### Stored records

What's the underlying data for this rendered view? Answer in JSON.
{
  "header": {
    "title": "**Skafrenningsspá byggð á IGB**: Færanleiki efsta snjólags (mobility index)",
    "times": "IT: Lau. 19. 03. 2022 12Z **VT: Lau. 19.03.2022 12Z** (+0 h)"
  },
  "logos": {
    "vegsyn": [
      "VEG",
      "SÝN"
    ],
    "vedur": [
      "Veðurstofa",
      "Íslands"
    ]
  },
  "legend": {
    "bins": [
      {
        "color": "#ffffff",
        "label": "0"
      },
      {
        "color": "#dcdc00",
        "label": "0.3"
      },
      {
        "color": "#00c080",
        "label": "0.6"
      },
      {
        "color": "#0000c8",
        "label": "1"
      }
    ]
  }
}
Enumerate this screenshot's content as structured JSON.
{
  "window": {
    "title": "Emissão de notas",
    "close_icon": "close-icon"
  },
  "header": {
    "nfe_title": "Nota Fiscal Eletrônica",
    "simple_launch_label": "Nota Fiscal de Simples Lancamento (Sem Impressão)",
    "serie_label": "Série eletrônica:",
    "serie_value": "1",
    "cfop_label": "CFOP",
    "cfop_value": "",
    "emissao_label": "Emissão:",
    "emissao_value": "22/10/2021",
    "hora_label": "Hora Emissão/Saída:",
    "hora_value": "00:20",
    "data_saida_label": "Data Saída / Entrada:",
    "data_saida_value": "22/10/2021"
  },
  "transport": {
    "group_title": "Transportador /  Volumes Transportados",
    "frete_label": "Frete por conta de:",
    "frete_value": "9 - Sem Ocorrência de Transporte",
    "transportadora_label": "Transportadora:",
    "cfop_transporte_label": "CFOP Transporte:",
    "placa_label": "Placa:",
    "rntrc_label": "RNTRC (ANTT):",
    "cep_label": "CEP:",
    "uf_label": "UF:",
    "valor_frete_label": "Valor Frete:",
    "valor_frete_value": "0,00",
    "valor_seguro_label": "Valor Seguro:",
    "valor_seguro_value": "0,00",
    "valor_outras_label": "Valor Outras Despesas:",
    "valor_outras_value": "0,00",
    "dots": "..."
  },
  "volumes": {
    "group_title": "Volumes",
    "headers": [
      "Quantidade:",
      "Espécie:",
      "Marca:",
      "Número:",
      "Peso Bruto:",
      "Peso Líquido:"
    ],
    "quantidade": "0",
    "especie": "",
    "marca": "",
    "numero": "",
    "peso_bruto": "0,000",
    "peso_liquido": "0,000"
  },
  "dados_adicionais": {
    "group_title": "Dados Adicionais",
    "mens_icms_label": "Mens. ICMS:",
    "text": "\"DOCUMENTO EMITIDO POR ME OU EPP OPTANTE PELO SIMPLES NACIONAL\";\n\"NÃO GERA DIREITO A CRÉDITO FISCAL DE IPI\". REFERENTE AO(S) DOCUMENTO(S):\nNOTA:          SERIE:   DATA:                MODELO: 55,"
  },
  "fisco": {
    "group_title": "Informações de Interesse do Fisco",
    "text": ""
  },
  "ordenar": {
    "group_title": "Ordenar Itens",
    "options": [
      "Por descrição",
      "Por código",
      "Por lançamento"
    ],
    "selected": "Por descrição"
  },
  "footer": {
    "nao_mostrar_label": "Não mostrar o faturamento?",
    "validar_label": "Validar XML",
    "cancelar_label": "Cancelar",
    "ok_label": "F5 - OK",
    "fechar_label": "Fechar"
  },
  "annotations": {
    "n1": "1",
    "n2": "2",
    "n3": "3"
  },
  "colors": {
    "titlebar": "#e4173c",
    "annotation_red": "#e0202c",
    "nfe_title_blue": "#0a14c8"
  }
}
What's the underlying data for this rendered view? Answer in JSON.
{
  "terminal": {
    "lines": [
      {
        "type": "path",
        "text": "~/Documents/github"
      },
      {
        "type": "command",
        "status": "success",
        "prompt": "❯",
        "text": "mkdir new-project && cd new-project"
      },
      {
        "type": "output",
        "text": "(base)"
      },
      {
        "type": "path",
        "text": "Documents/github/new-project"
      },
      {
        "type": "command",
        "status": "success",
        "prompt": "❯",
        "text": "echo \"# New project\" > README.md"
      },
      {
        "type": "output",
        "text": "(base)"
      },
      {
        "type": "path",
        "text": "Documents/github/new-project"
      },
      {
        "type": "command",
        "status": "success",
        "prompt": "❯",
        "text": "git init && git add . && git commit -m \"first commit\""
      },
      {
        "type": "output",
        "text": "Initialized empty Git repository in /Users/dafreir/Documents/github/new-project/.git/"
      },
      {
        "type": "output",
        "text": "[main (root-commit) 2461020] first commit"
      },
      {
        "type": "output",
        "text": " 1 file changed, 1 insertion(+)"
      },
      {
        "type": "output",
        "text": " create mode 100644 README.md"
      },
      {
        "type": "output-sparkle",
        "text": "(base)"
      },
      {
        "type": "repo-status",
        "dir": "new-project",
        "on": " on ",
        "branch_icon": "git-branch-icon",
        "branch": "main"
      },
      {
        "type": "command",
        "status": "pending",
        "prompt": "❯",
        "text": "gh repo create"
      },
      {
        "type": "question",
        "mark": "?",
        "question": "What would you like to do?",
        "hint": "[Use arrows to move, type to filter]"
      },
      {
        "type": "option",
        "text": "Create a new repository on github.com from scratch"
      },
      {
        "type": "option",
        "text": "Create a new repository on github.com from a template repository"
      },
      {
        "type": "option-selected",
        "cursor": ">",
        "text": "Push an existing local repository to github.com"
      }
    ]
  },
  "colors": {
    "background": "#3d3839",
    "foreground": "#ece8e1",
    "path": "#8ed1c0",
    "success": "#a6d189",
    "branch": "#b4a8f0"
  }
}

######

What this task involves: Select all lines in the listing that include the word "commit".

Final result:
        "text": "git init && git add . && git commit -m \"first commit\""
        "text": "[main (root-commit) 2461020] first commit"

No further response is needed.